** start Data excerpts **

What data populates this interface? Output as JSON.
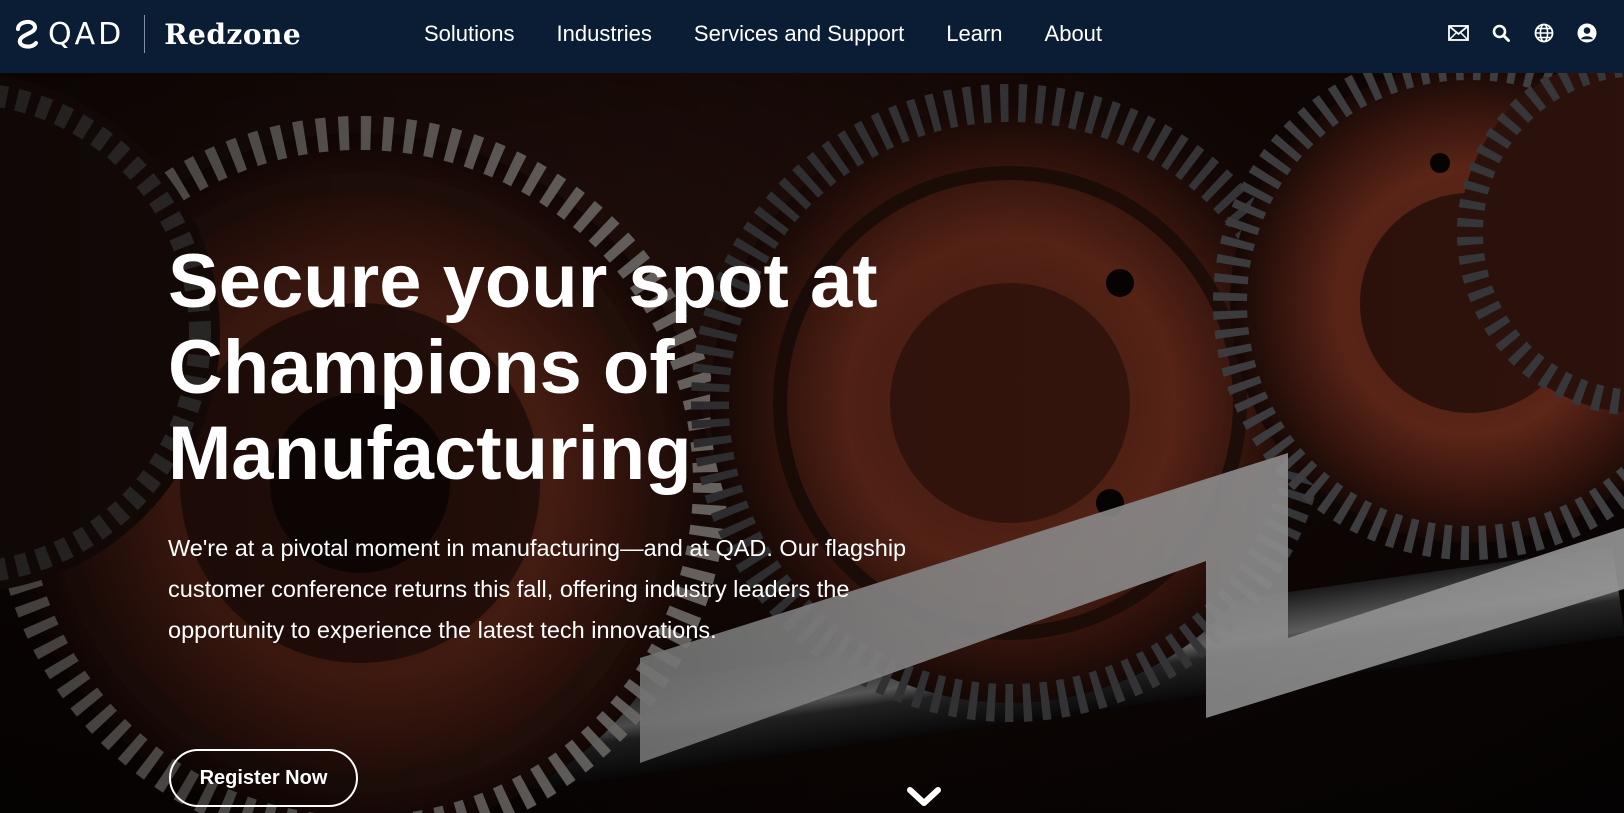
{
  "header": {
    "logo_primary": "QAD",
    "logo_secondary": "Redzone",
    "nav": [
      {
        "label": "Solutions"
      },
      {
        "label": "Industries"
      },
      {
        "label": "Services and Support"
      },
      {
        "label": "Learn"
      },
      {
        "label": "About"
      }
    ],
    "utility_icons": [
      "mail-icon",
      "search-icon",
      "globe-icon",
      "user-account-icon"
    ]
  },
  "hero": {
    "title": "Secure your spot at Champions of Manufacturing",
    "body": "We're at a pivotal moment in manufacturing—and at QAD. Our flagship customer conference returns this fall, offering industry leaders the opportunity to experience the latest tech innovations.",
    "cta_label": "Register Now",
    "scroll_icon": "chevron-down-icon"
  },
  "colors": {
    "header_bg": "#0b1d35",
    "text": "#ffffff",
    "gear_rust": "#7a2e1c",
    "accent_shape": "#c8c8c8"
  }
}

** end Data excerpts **

Reproduce the whole listing exactly, but not the images in it.

What data populates this interface? Output as JSON.
{
  "header": {
    "logo_primary": "QAD",
    "logo_secondary": "Redzone",
    "nav": [
      {
        "label": "Solutions"
      },
      {
        "label": "Industries"
      },
      {
        "label": "Services and Support"
      },
      {
        "label": "Learn"
      },
      {
        "label": "About"
      }
    ],
    "utility_icons": [
      "mail-icon",
      "search-icon",
      "globe-icon",
      "user-account-icon"
    ]
  },
  "hero": {
    "title": "Secure your spot at Champions of Manufacturing",
    "body": "We're at a pivotal moment in manufacturing—and at QAD. Our flagship customer conference returns this fall, offering industry leaders the opportunity to experience the latest tech innovations.",
    "cta_label": "Register Now",
    "scroll_icon": "chevron-down-icon"
  },
  "colors": {
    "header_bg": "#0b1d35",
    "text": "#ffffff",
    "gear_rust": "#7a2e1c",
    "accent_shape": "#c8c8c8"
  }
}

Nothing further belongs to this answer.